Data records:
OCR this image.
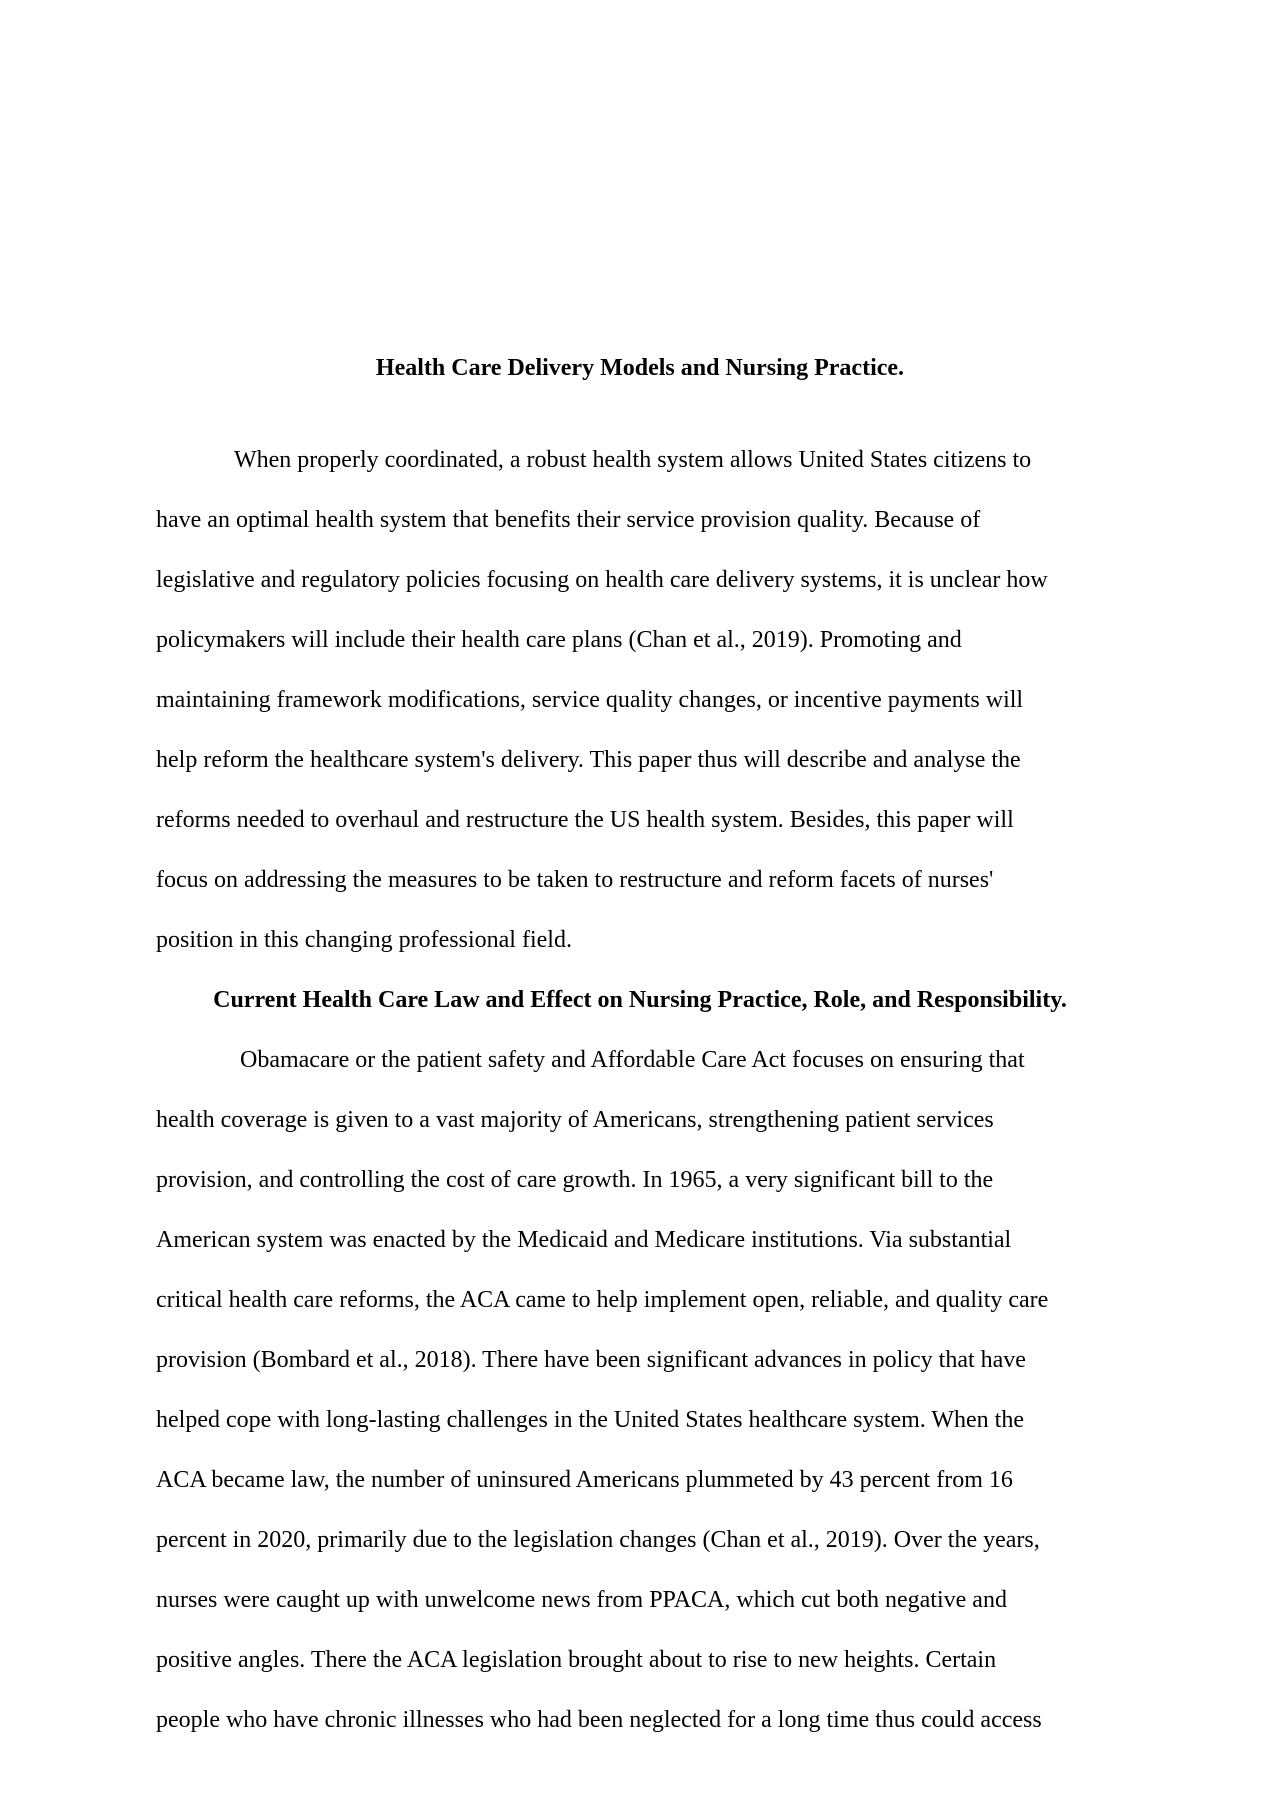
Health Care Delivery Models and Nursing Practice.

When properly coordinated, a robust health system allows United States citizens to

have an optimal health system that benefits their service provision quality. Because of

legislative and regulatory policies focusing on health care delivery systems, it is unclear how

policymakers will include their health care plans (Chan et al., 2019). Promoting and

maintaining framework modifications, service quality changes, or incentive payments will

help reform the healthcare system's delivery. This paper thus will describe and analyse the

reforms needed to overhaul and restructure the US health system. Besides, this paper will

focus on addressing the measures to be taken to restructure and reform facets of nurses'

position in this changing professional field.

Current Health Care Law and Effect on Nursing Practice, Role, and Responsibility.

Obamacare or the patient safety and Affordable Care Act focuses on ensuring that

health coverage is given to a vast majority of Americans, strengthening patient services

provision, and controlling the cost of care growth. In 1965, a very significant bill to the

American system was enacted by the Medicaid and Medicare institutions. Via substantial

critical health care reforms, the ACA came to help implement open, reliable, and quality care

provision (Bombard et al., 2018). There have been significant advances in policy that have

helped cope with long-lasting challenges in the United States healthcare system. When the

ACA became law, the number of uninsured Americans plummeted by 43 percent from 16

percent in 2020, primarily due to the legislation changes (Chan et al., 2019). Over the years,

nurses were caught up with unwelcome news from PPACA, which cut both negative and

positive angles. There the ACA legislation brought about to rise to new heights. Certain

people who have chronic illnesses who had been neglected for a long time thus could access
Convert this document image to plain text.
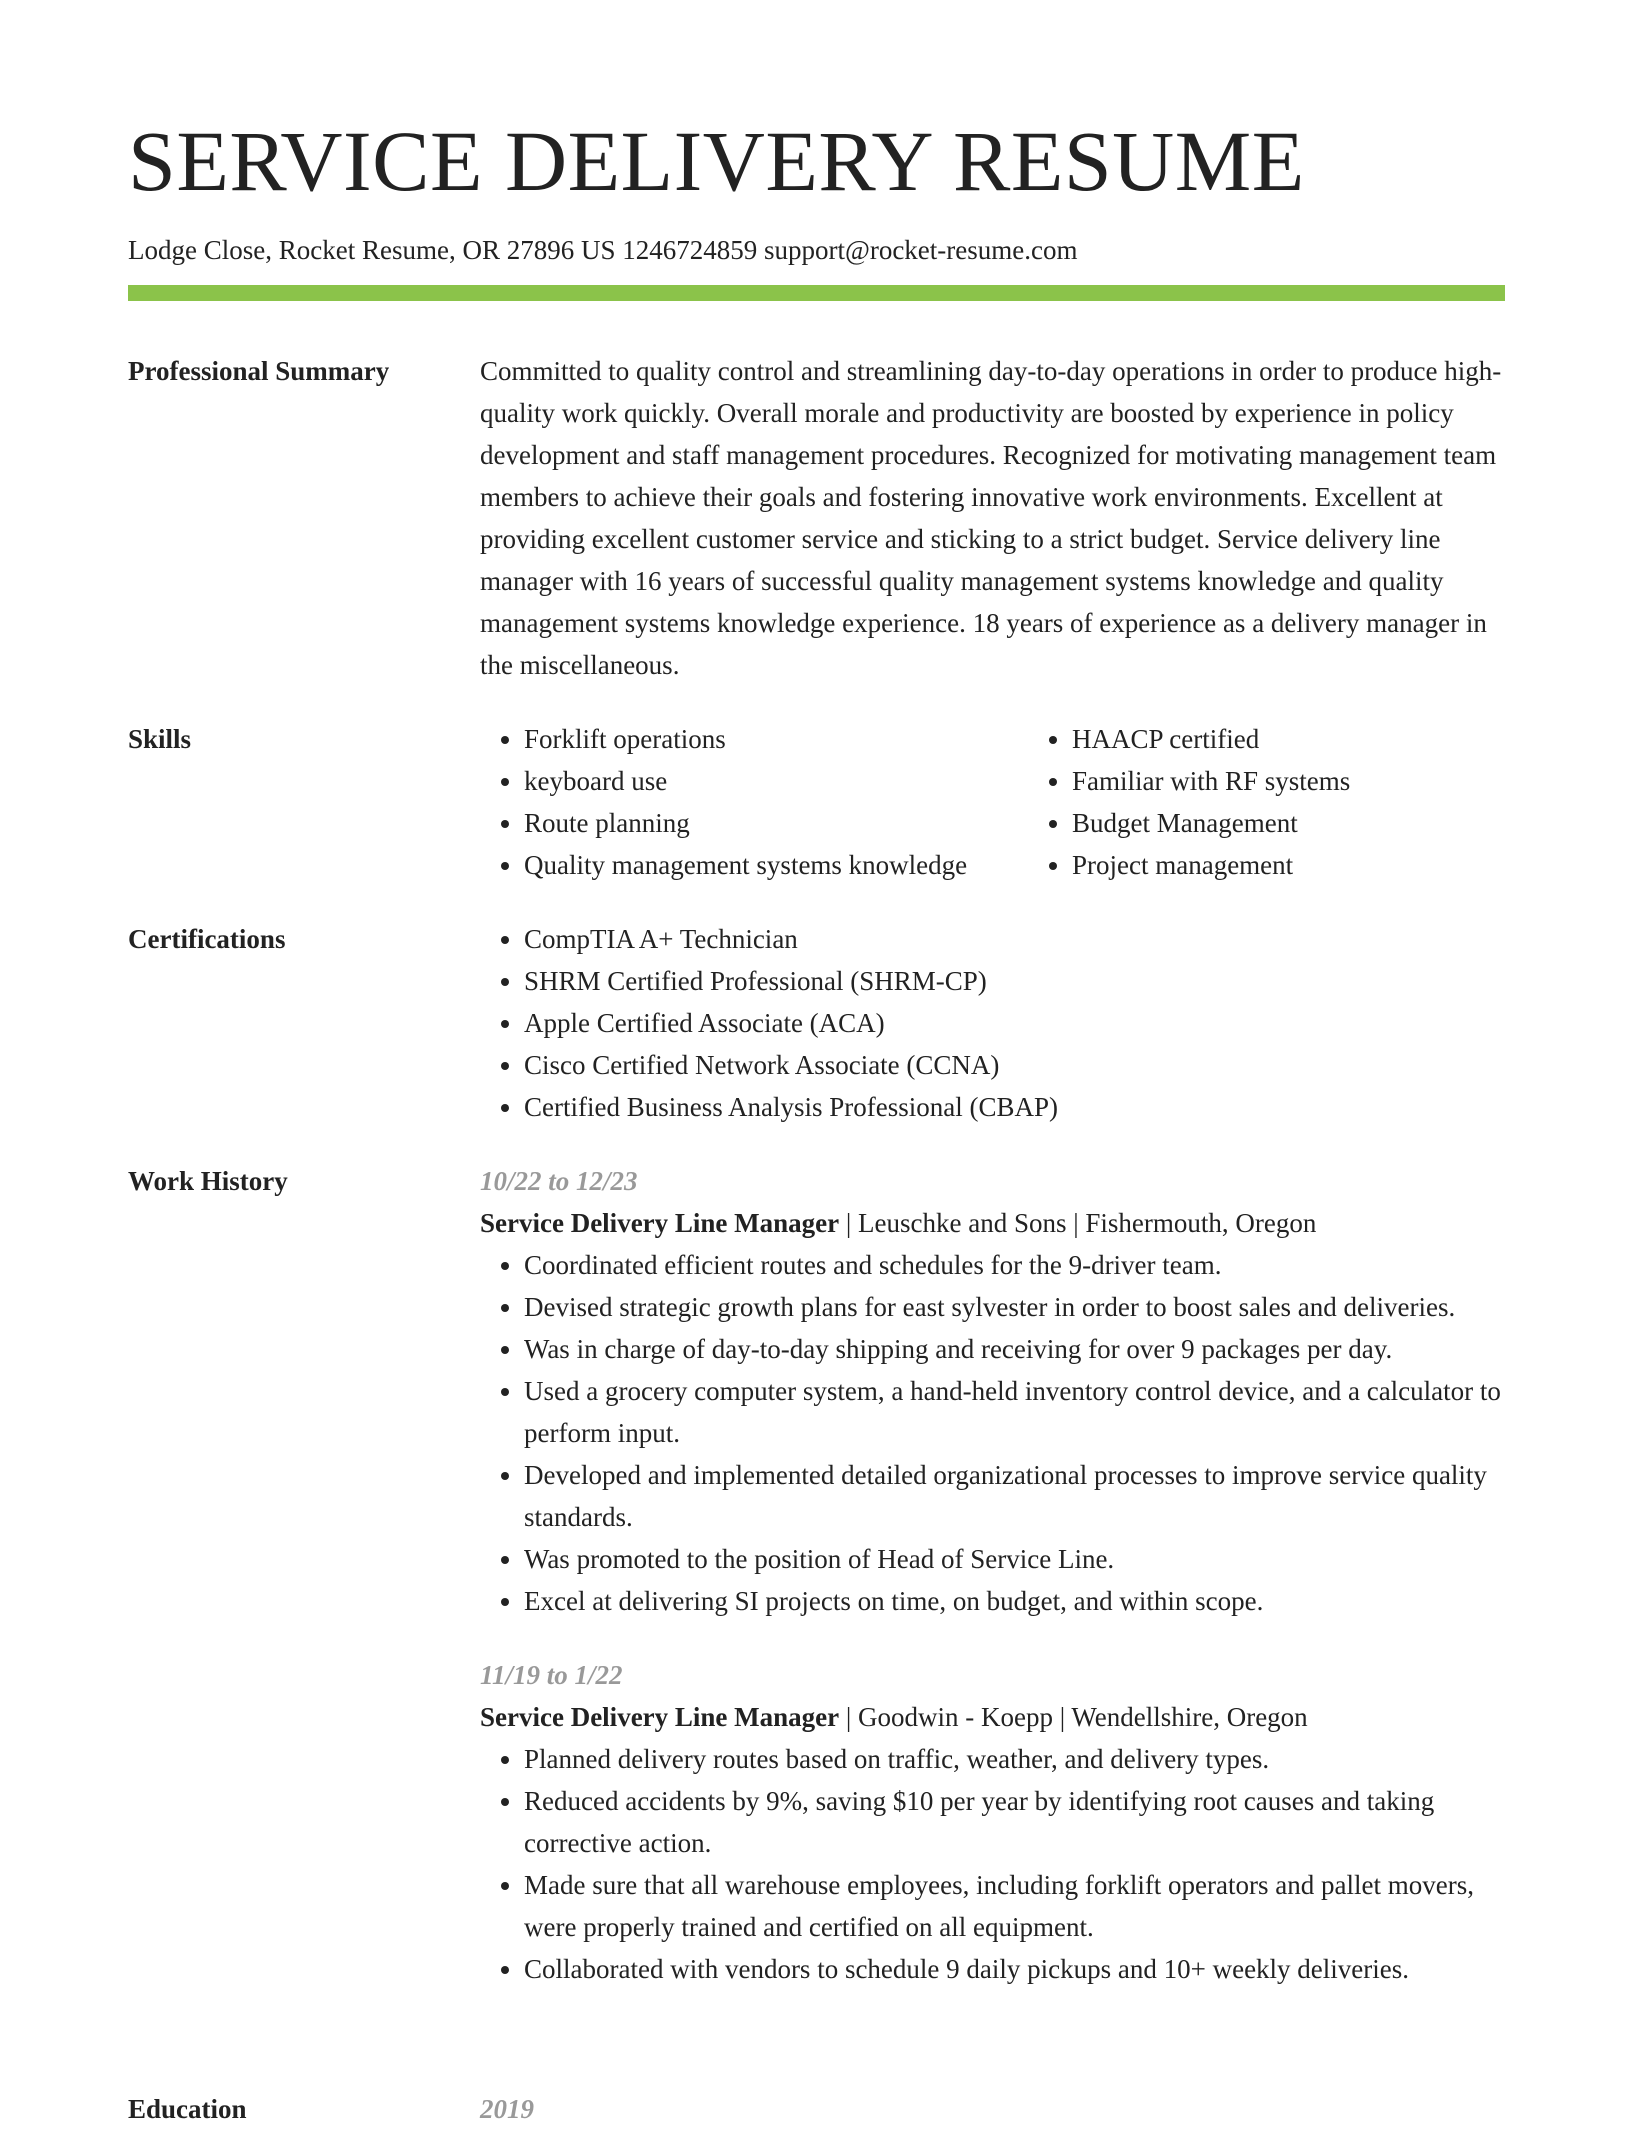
SERVICE DELIVERY RESUME

Lodge Close, Rocket Resume, OR 27896 US 1246724859 support@rocket-resume.com

Professional Summary	Committed to quality control and streamlining day-to-day operations in order to produce high-quality work quickly. Overall morale and productivity are boosted by experience in policy development and staff management procedures. Recognized for motivating management team members to achieve their goals and fostering innovative work environments. Excellent at providing excellent customer service and sticking to a strict budget. Service delivery line manager with 16 years of successful quality management systems knowledge and quality management systems knowledge experience. 18 years of experience as a delivery manager in the miscellaneous.

Skills	• Forklift operations
• keyboard use
• Route planning
• Quality management systems knowledge
• HAACP certified
• Familiar with RF systems
• Budget Management
• Project management
Certifications	• CompTIA A+ Technician
• SHRM Certified Professional (SHRM-CP)
• Apple Certified Associate (ACA)
• Cisco Certified Network Associate (CCNA)
• Certified Business Analysis Professional (CBAP)
Work History	10/22 to 12/23

Service Delivery Line Manager | Leuschke and Sons | Fishermouth, Oregon

• Coordinated efficient routes and schedules for the 9-driver team.
• Devised strategic growth plans for east sylvester in order to boost sales and deliveries.
• Was in charge of day-to-day shipping and receiving for over 9 packages per day.
• Used a grocery computer system, a hand-held inventory control device, and a calculator to perform input.
• Developed and implemented detailed organizational processes to improve service quality standards.
• Was promoted to the position of Head of Service Line.
• Excel at delivering SI projects on time, on budget, and within scope.

11/19 to 1/22

Service Delivery Line Manager | Goodwin - Koepp | Wendellshire, Oregon

• Planned delivery routes based on traffic, weather, and delivery types.
• Reduced accidents by 9%, saving $10 per year by identifying root causes and taking corrective action.
• Made sure that all warehouse employees, including forklift operators and pallet movers, were properly trained and certified on all equipment.
• Collaborated with vendors to schedule 9 daily pickups and 10+ weekly deliveries.
Education	2019
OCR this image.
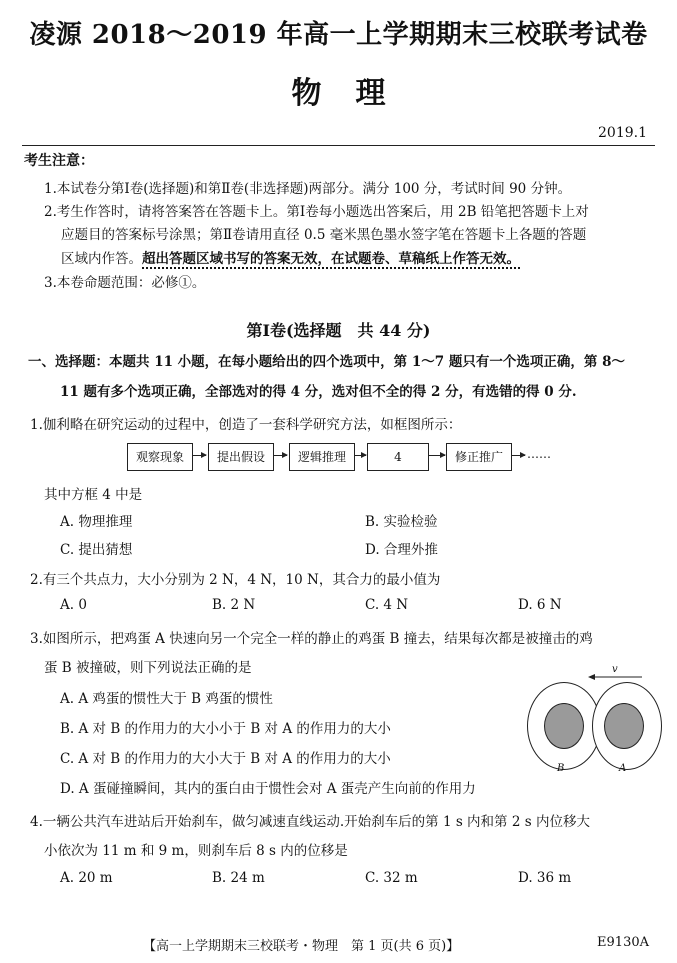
凌源 2018～2019 年高一上学期期末三校联考试卷
物理
2019.1
考生注意：
1.本试卷分第Ⅰ卷(选择题)和第Ⅱ卷(非选择题)两部分。满分 100 分，考试时间 90 分钟。
2.考生作答时，请将答案答在答题卡上。第Ⅰ卷每小题选出答案后，用 2B 铅笔把答题卡上对
应题目的答案标号涂黑；第Ⅱ卷请用直径 0.5 毫米黑色墨水签字笔在答题卡上各题的答题
区域内作答。超出答题区域书写的答案无效，在试题卷、草稿纸上作答无效。
3.本卷命题范围：必修①。
第Ⅰ卷(选择题　共 44 分)
一、选择题：本题共 11 小题，在每小题给出的四个选项中，第 1～7 题只有一个选项正确，第 8～
11 题有多个选项正确，全部选对的得 4 分，选对但不全的得 2 分，有选错的得 0 分.
1.伽利略在研究运动的过程中，创造了一套科学研究方法，如框图所示：
观察现象	提出假设	逻辑推理	4	修正推广	……
其中方框 4 中是
A. 物理推理	B. 实验检验
C. 提出猜想	D. 合理外推
2.有三个共点力，大小分别为 2 N，4 N，10 N，其合力的最小值为
A. 0	B. 2 N	C. 4 N	D. 6 N
3.如图所示，把鸡蛋 A 快速向另一个完全一样的静止的鸡蛋 B 撞去，结果每次都是被撞击的鸡
蛋 B 被撞破，则下列说法正确的是
A. A 鸡蛋的惯性大于 B 鸡蛋的惯性
B. A 对 B 的作用力的大小小于 B 对 A 的作用力的大小
C. A 对 B 的作用力的大小大于 B 对 A 的作用力的大小
D. A 蛋碰撞瞬间，其内的蛋白由于惯性会对 A 蛋壳产生向前的作用力
v
B	A
4.一辆公共汽车进站后开始刹车，做匀减速直线运动.开始刹车后的第 1 s 内和第 2 s 内位移大
小依次为 11 m 和 9 m，则刹车后 8 s 内的位移是
A. 20 m	B. 24 m	C. 32 m	D. 36 m
【高一上学期期末三校联考・物理　第 1 页(共 6 页)】	E9130A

Directive: Your task is an exact transcription of all the data, minus the pictures.

Exercise solution:
OCR this image.
Health Care Delivery Models and Nursing Practice.

When properly coordinated, a robust health system allows United States citizens to

have an optimal health system that benefits their service provision quality. Because of

legislative and regulatory policies focusing on health care delivery systems, it is unclear how

policymakers will include their health care plans (Chan et al., 2019). Promoting and

maintaining framework modifications, service quality changes, or incentive payments will

help reform the healthcare system's delivery. This paper thus will describe and analyse the

reforms needed to overhaul and restructure the US health system. Besides, this paper will

focus on addressing the measures to be taken to restructure and reform facets of nurses'

position in this changing professional field.

Current Health Care Law and Effect on Nursing Practice, Role, and Responsibility.

Obamacare or the patient safety and Affordable Care Act focuses on ensuring that

health coverage is given to a vast majority of Americans, strengthening patient services

provision, and controlling the cost of care growth. In 1965, a very significant bill to the

American system was enacted by the Medicaid and Medicare institutions. Via substantial

critical health care reforms, the ACA came to help implement open, reliable, and quality care

provision (Bombard et al., 2018). There have been significant advances in policy that have

helped cope with long-lasting challenges in the United States healthcare system. When the

ACA became law, the number of uninsured Americans plummeted by 43 percent from 16

percent in 2020, primarily due to the legislation changes (Chan et al., 2019). Over the years,

nurses were caught up with unwelcome news from PPACA, which cut both negative and

positive angles. There the ACA legislation brought about to rise to new heights. Certain

people who have chronic illnesses who had been neglected for a long time thus could access
Convert this document image to plain text.
SERVICE DELIVERY RESUME

Lodge Close, Rocket Resume, OR 27896 US 1246724859 support@rocket-resume.com

Professional Summary	Committed to quality control and streamlining day-to-day operations in order to produce high-quality work quickly. Overall morale and productivity are boosted by experience in policy development and staff management procedures. Recognized for motivating management team members to achieve their goals and fostering innovative work environments. Excellent at providing excellent customer service and sticking to a strict budget. Service delivery line manager with 16 years of successful quality management systems knowledge and quality management systems knowledge experience. 18 years of experience as a delivery manager in the miscellaneous.

Skills	• Forklift operations
• keyboard use
• Route planning
• Quality management systems knowledge
• HAACP certified
• Familiar with RF systems
• Budget Management
• Project management
Certifications	• CompTIA A+ Technician
• SHRM Certified Professional (SHRM-CP)
• Apple Certified Associate (ACA)
• Cisco Certified Network Associate (CCNA)
• Certified Business Analysis Professional (CBAP)
Work History	10/22 to 12/23

Service Delivery Line Manager | Leuschke and Sons | Fishermouth, Oregon

• Coordinated efficient routes and schedules for the 9-driver team.
• Devised strategic growth plans for east sylvester in order to boost sales and deliveries.
• Was in charge of day-to-day shipping and receiving for over 9 packages per day.
• Used a grocery computer system, a hand-held inventory control device, and a calculator to perform input.
• Developed and implemented detailed organizational processes to improve service quality standards.
• Was promoted to the position of Head of Service Line.
• Excel at delivering SI projects on time, on budget, and within scope.

11/19 to 1/22

Service Delivery Line Manager | Goodwin - Koepp | Wendellshire, Oregon

• Planned delivery routes based on traffic, weather, and delivery types.
• Reduced accidents by 9%, saving $10 per year by identifying root causes and taking corrective action.
• Made sure that all warehouse employees, including forklift operators and pallet movers, were properly trained and certified on all equipment.
• Collaborated with vendors to schedule 9 daily pickups and 10+ weekly deliveries.
Education	2019
OCR this image.
凌源 2018～2019 年高一上学期期末三校联考试卷
物理
2019.1
考生注意：
1.本试卷分第Ⅰ卷(选择题)和第Ⅱ卷(非选择题)两部分。满分 100 分，考试时间 90 分钟。
2.考生作答时，请将答案答在答题卡上。第Ⅰ卷每小题选出答案后，用 2B 铅笔把答题卡上对
应题目的答案标号涂黑；第Ⅱ卷请用直径 0.5 毫米黑色墨水签字笔在答题卡上各题的答题
区域内作答。超出答题区域书写的答案无效，在试题卷、草稿纸上作答无效。
3.本卷命题范围：必修①。
第Ⅰ卷(选择题　共 44 分)
一、选择题：本题共 11 小题，在每小题给出的四个选项中，第 1～7 题只有一个选项正确，第 8～
11 题有多个选项正确，全部选对的得 4 分，选对但不全的得 2 分，有选错的得 0 分.
1.伽利略在研究运动的过程中，创造了一套科学研究方法，如框图所示：
观察现象	提出假设	逻辑推理	4	修正推广	……
其中方框 4 中是
A. 物理推理	B. 实验检验
C. 提出猜想	D. 合理外推
2.有三个共点力，大小分别为 2 N，4 N，10 N，其合力的最小值为
A. 0	B. 2 N	C. 4 N	D. 6 N
3.如图所示，把鸡蛋 A 快速向另一个完全一样的静止的鸡蛋 B 撞去，结果每次都是被撞击的鸡
蛋 B 被撞破，则下列说法正确的是
A. A 鸡蛋的惯性大于 B 鸡蛋的惯性
B. A 对 B 的作用力的大小小于 B 对 A 的作用力的大小
C. A 对 B 的作用力的大小大于 B 对 A 的作用力的大小
D. A 蛋碰撞瞬间，其内的蛋白由于惯性会对 A 蛋壳产生向前的作用力
v
B	A
4.一辆公共汽车进站后开始刹车，做匀减速直线运动.开始刹车后的第 1 s 内和第 2 s 内位移大
小依次为 11 m 和 9 m，则刹车后 8 s 内的位移是
A. 20 m	B. 24 m	C. 32 m	D. 36 m
【高一上学期期末三校联考・物理　第 1 页(共 6 页)】	E9130A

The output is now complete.